* _Given task_
Within the data that follows, how many lines carry the string "this"? Give the number alone.

* _Source material_
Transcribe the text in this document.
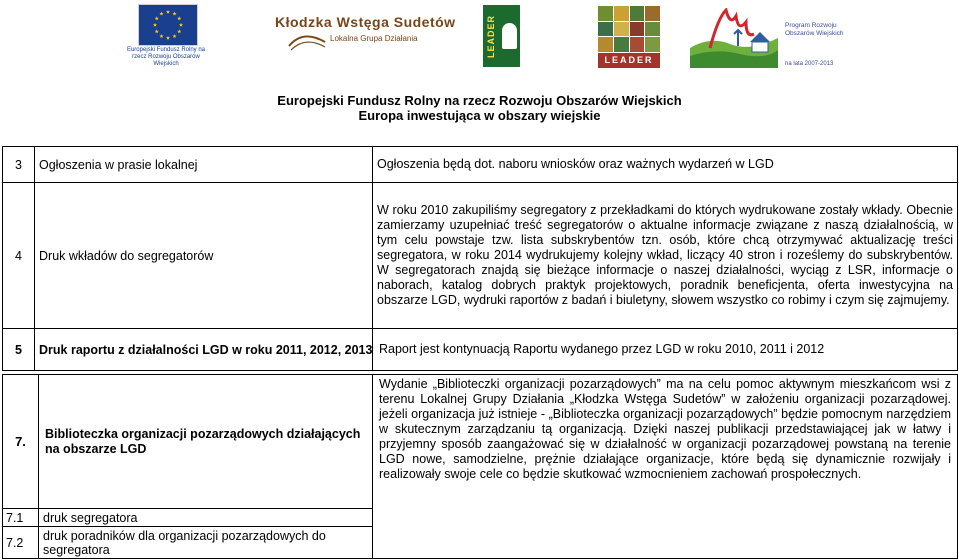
Europejski Fundusz Rolny na rzecz Rozwoju Obszarów Wiejskich
Kłodzka Wstęga Sudetów
Lokalna Grupa Działania	LEADER
LEADER
Program Rozwoju Obszarów Wiejskich
na lata 2007-2013
Europejski Fundusz Rolny na rzecz Rozwoju Obszarów Wiejskich
Europa inwestująca w obszary wiejskie
3	Ogłoszenia w prasie lokalnej	Ogłoszenia będą dot. naboru wniosków oraz ważnych wydarzeń w LGD
4	Druk wkładów do segregatorów	W roku 2010 zakupiliśmy segregatory z przekładkami do których wydrukowane zostały wkłady. Obecnie zamierzamy uzupełniać treść segregatorów o aktualne informacje związane z naszą działalnością, w tym celu powstaje tzw. lista subskrybentów tzn. osób, które chcą otrzymywać aktualizację treści segregatora, w roku 2014 wydrukujemy kolejny wkład, liczący 40 stron i roześlemy do subskrybentów. W segregatorach znajdą się bieżące informacje o naszej działalności, wyciąg z LSR, informacje o naborach, katalog dobrych praktyk projektowych, poradnik beneficjenta, oferta inwestycyjna na obszarze LGD, wydruki raportów z badań i biuletyny, słowem wszystko co robimy i czym się zajmujemy.
5	Druk raportu z działalności LGD w roku 2011, 2012, 2013	Raport jest kontynuacją Raportu wydanego przez LGD w roku 2010, 2011 i 2012
7.	Biblioteczka organizacji pozarządowych działających na obszarze LGD	Wydanie „Biblioteczki organizacji pozarządowych” ma na celu pomoc aktywnym mieszkańcom wsi z terenu Lokalnej Grupy Działania „Kłodzka Wstęga Sudetów” w założeniu organizacji pozarządowej. jeżeli organizacja już istnieje - „Biblioteczka organizacji pozarządowych” będzie pomocnym narzędziem w skutecznym zarządzaniu tą organizacją. Dzięki naszej publikacji przedstawiającej jak w łatwy i przyjemny sposób zaangażować się w działalność w organizacji pozarządowej powstaną na terenie LGD nowe, samodzielne, prężnie działające organizacje, które będą się dynamicznie rozwijały i realizowały swoje cele co będzie skutkować wzmocnieniem zachowań prospołecznych.
7.1	druk segregatora	
7.2	druk poradników dla organizacji pozarządowych do segregatora	
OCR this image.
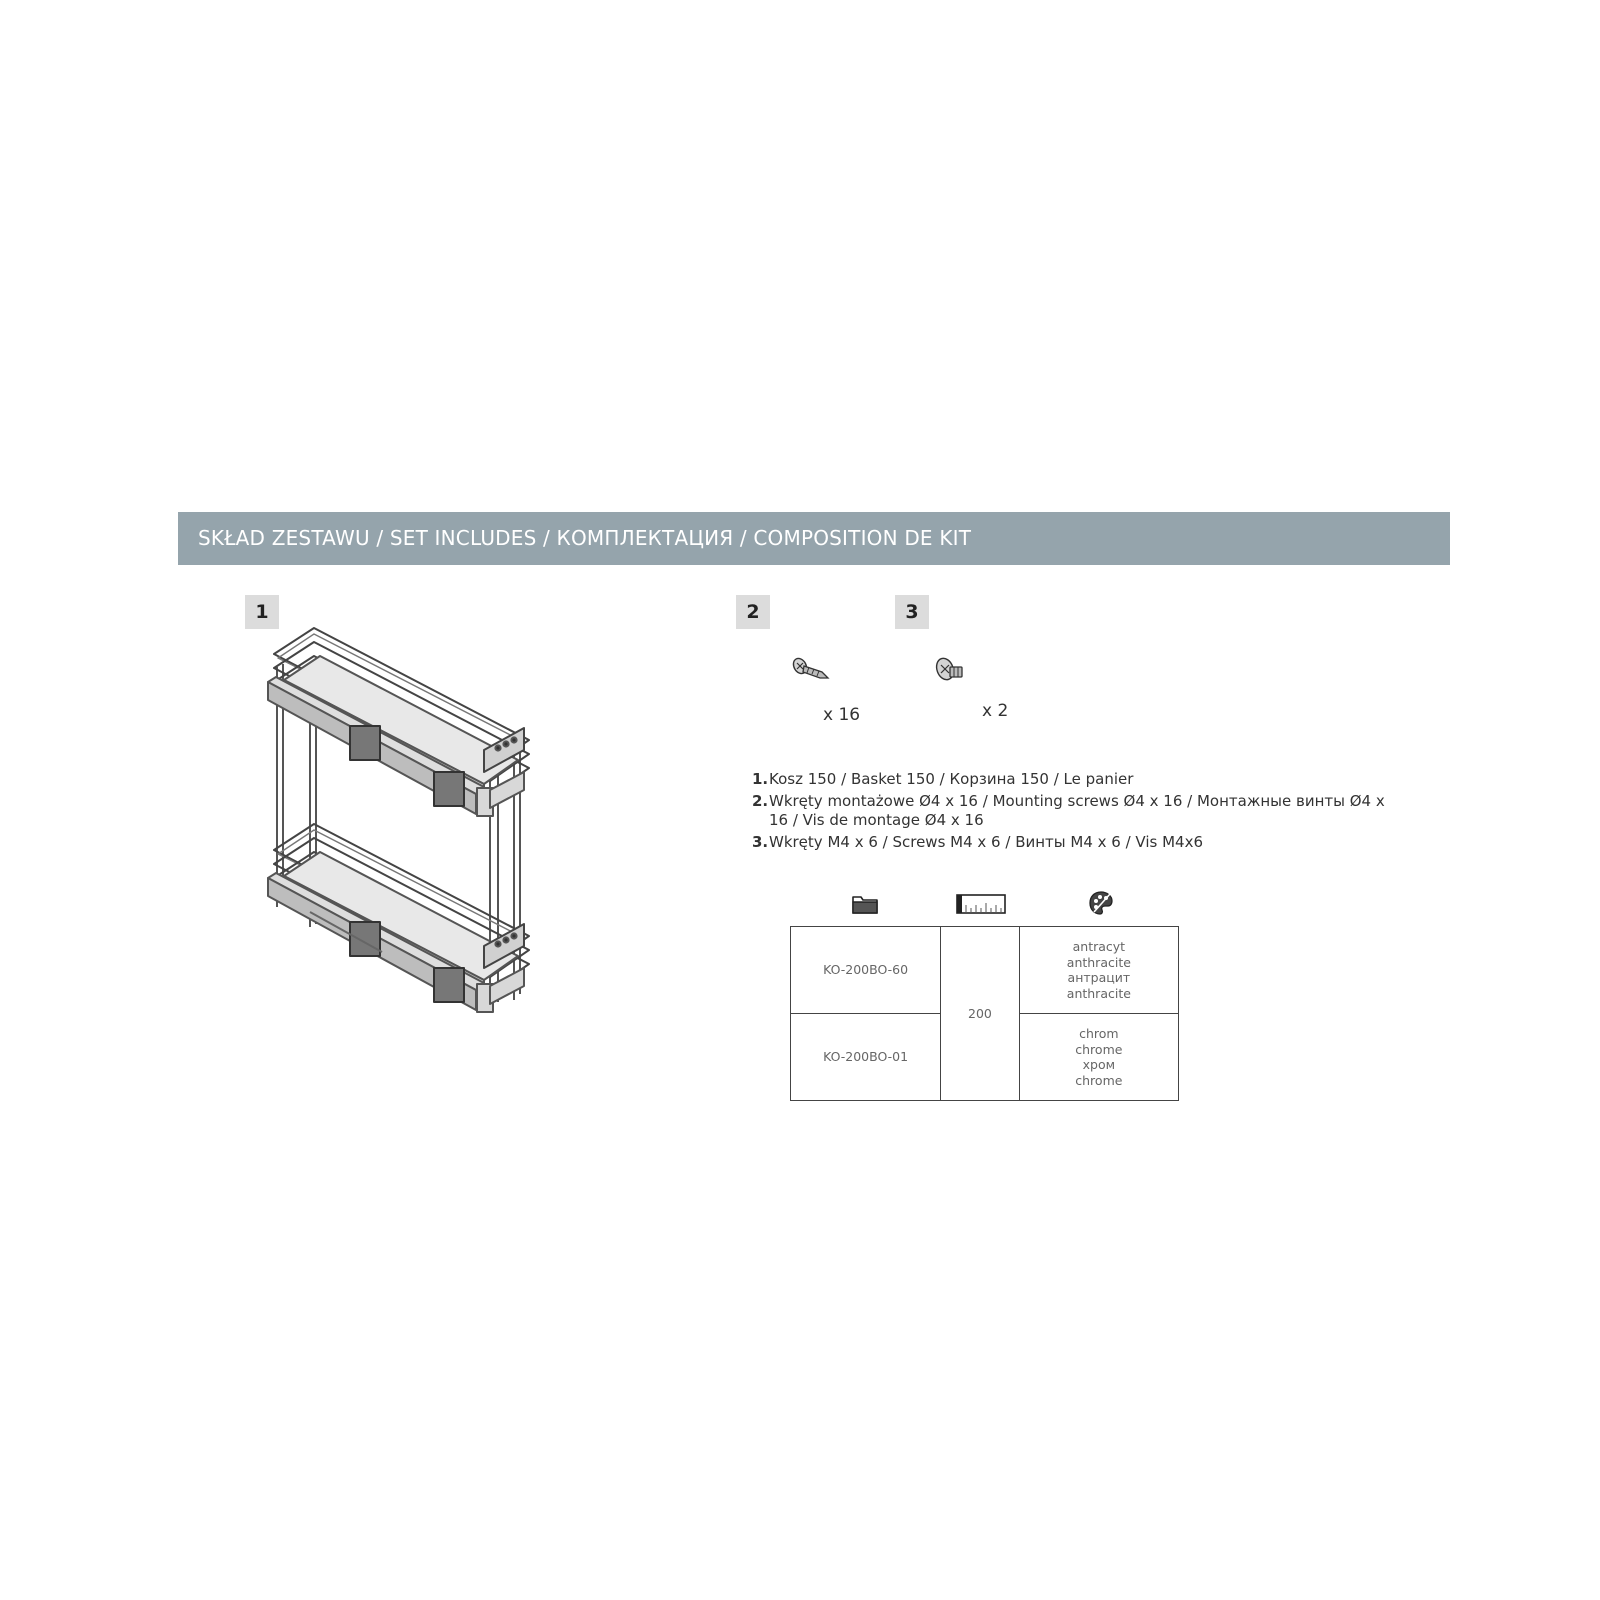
SKŁAD ZESTAWU / SET INCLUDES / КОМПЛЕКТАЦИЯ / COMPOSITION DE KIT
1	2	3
x 16	x 2
1. Kosz 150 / Basket 150 / Корзина 150 / Le panier
2. Wkręty montażowe Ø4 x 16 / Mounting screws Ø4 x 16 / Монтажные винты Ø4 x 16 / Vis de montage Ø4 x 16
3. Wkręty M4 x 6 / Screws M4 x 6 / Винты M4 x 6 / Vis M4x6
KO-200BO-60	200	antracyt
anthracite
антрацит
anthracite

KO-200BO-01		chrom
chrome
хром
chrome
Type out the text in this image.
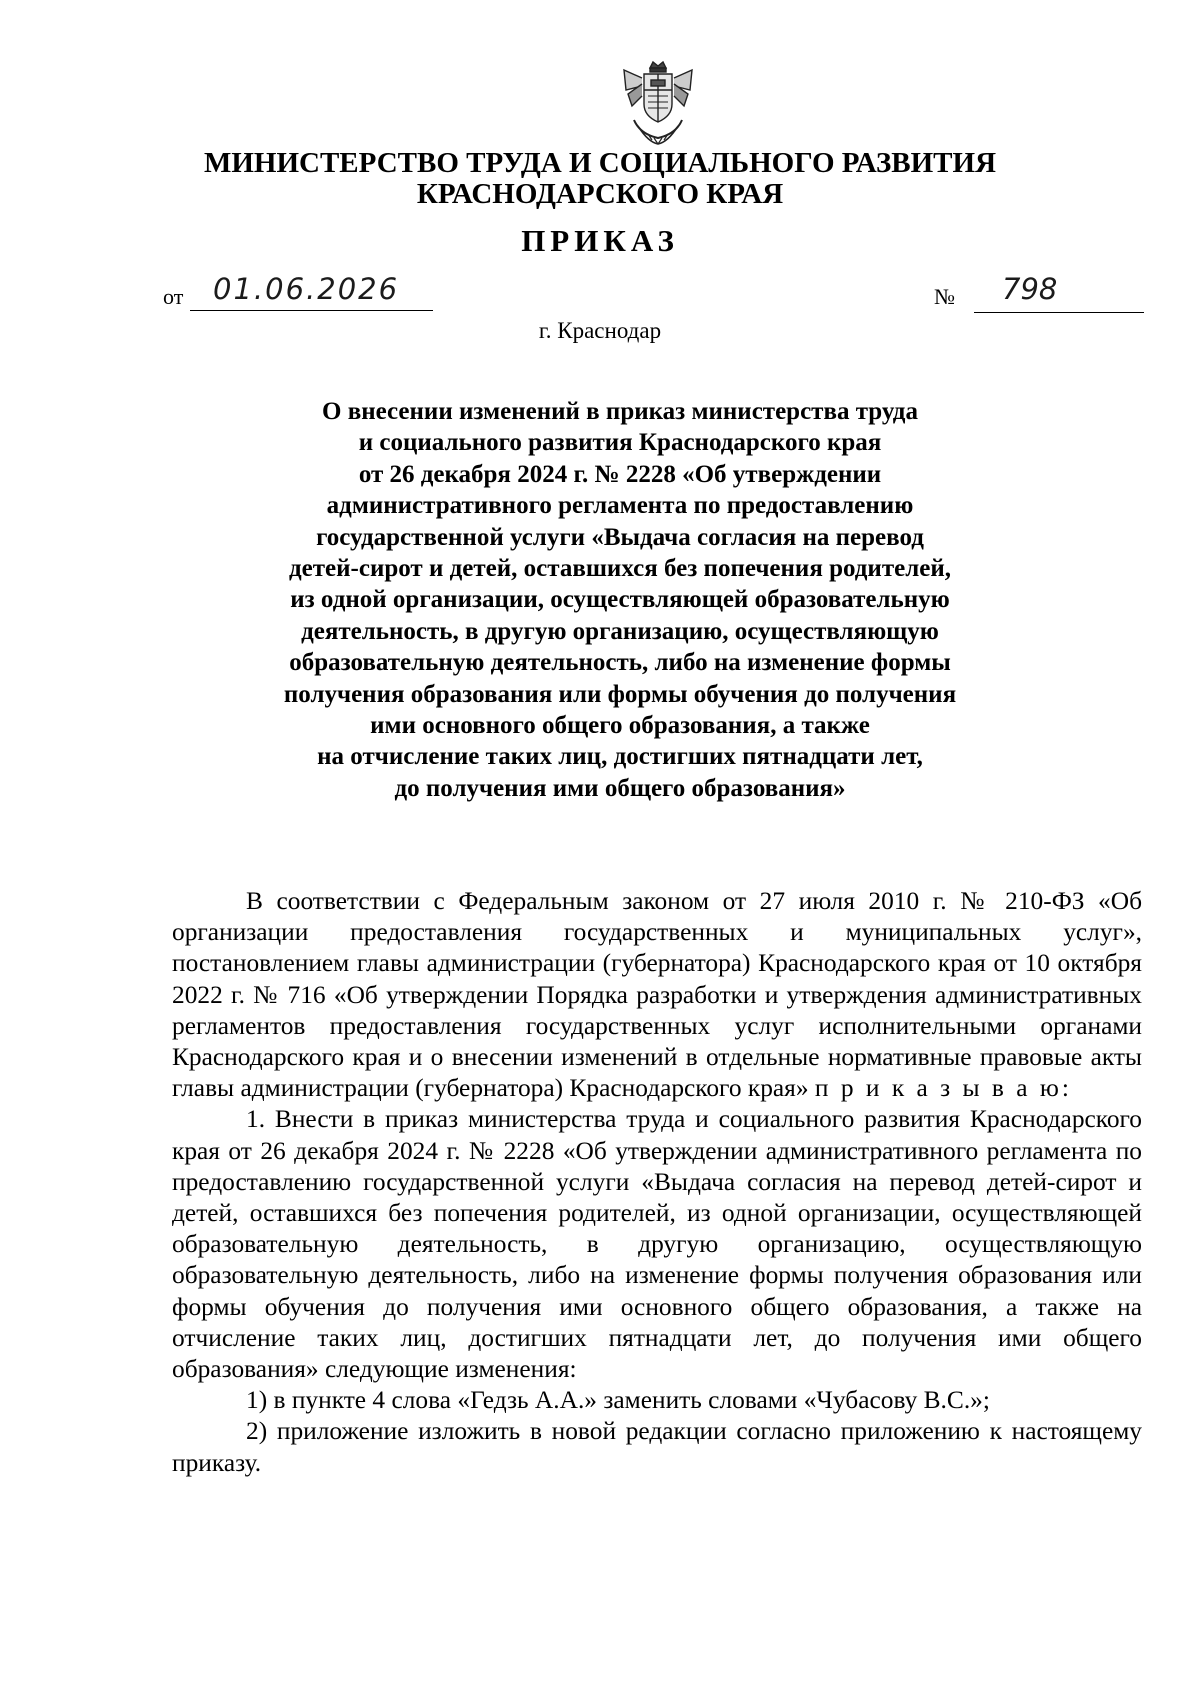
МИНИСТЕРСТВО ТРУДА И СОЦИАЛЬНОГО РАЗВИТИЯ
КРАСНОДАРСКОГО КРАЯ
ПРИКАЗ
от 01.06.2026	№ 798
г. Краснодар
О внесении изменений в приказ министерства труда
и социального развития Краснодарского края
от 26 декабря 2024 г. № 2228 «Об утверждении
административного регламента по предоставлению
государственной услуги «Выдача согласия на перевод
детей-сирот и детей, оставшихся без попечения родителей,
из одной организации, осуществляющей образовательную
деятельность, в другую организацию, осуществляющую
образовательную деятельность, либо на изменение формы
получения образования или формы обучения до получения
ими основного общего образования, а также
на отчисление таких лиц, достигших пятнадцати лет,
до получения ими общего образования»

В соответствии с Федеральным законом от 27 июля 2010 г. № 210-ФЗ «Об организации предоставления государственных и муниципальных услуг», постановлением главы администрации (губернатора) Краснодарского края от 10 октября 2022 г. № 716 «Об утверждении Порядка разработки и утверждения административных регламентов предоставления государственных услуг исполнительными органами Краснодарского края и о внесении изменений в отдельные нормативные правовые акты главы администрации (губернатора) Краснодарского края» п р и к а з ы в а ю:

1. Внести в приказ министерства труда и социального развития Краснодарского края от 26 декабря 2024 г. № 2228 «Об утверждении административного регламента по предоставлению государственной услуги «Выдача согласия на перевод детей-сирот и детей, оставшихся без попечения родителей, из одной организации, осуществляющей образовательную деятельность, в другую организацию, осуществляющую образовательную деятельность, либо на изменение формы получения образования или формы обучения до получения ими основного общего образования, а также на отчисление таких лиц, достигших пятнадцати лет, до получения ими общего образования» следующие изменения:

1) в пункте 4 слова «Гедзь А.А.» заменить словами «Чубасову В.С.»;

2) приложение изложить в новой редакции согласно приложению к настоящему приказу.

* _Final result_
3